>> BEGIN Material for this task
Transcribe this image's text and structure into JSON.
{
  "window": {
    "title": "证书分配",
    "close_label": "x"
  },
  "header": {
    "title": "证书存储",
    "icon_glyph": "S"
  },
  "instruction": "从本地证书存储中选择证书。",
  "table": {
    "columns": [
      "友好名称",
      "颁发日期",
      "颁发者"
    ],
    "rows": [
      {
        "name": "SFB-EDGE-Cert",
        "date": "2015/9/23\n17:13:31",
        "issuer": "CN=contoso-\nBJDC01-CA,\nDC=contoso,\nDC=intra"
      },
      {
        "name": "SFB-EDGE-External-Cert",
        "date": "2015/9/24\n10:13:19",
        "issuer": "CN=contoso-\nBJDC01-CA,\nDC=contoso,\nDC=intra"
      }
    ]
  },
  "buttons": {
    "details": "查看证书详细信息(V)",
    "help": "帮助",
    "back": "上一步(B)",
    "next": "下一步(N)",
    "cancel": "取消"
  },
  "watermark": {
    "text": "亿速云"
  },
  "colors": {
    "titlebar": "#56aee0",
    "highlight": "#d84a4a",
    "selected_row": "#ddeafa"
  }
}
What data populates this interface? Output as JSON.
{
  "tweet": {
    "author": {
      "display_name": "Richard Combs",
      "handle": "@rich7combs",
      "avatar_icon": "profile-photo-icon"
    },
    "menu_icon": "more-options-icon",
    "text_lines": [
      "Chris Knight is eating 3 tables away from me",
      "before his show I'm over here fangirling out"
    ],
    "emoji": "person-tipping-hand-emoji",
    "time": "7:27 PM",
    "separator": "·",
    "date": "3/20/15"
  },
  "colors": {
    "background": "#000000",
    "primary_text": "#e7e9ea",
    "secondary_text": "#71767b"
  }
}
>> END Material for this task
Goal>
Copy out each record, keeping every word as it is.

Output of the task>
Transcribe this image's text and structure into JSON.
{
  "window": {
    "title": "证书分配",
    "close_label": "x"
  },
  "header": {
    "title": "证书存储",
    "icon_glyph": "S"
  },
  "instruction": "从本地证书存储中选择证书。",
  "table": {
    "columns": [
      "友好名称",
      "颁发日期",
      "颁发者"
    ],
    "rows": [
      {
        "name": "SFB-EDGE-Cert",
        "date": "2015/9/23\n17:13:31",
        "issuer": "CN=contoso-\nBJDC01-CA,\nDC=contoso,\nDC=intra"
      },
      {
        "name": "SFB-EDGE-External-Cert",
        "date": "2015/9/24\n10:13:19",
        "issuer": "CN=contoso-\nBJDC01-CA,\nDC=contoso,\nDC=intra"
      }
    ]
  },
  "buttons": {
    "details": "查看证书详细信息(V)",
    "help": "帮助",
    "back": "上一步(B)",
    "next": "下一步(N)",
    "cancel": "取消"
  },
  "watermark": {
    "text": "亿速云"
  },
  "colors": {
    "titlebar": "#56aee0",
    "highlight": "#d84a4a",
    "selected_row": "#ddeafa"
  }
}
What data populates this interface? Output as JSON.
{
  "tweet": {
    "author": {
      "display_name": "Richard Combs",
      "handle": "@rich7combs",
      "avatar_icon": "profile-photo-icon"
    },
    "menu_icon": "more-options-icon",
    "text_lines": [
      "Chris Knight is eating 3 tables away from me",
      "before his show I'm over here fangirling out"
    ],
    "emoji": "person-tipping-hand-emoji",
    "time": "7:27 PM",
    "separator": "·",
    "date": "3/20/15"
  },
  "colors": {
    "background": "#000000",
    "primary_text": "#e7e9ea",
    "secondary_text": "#71767b"
  }
}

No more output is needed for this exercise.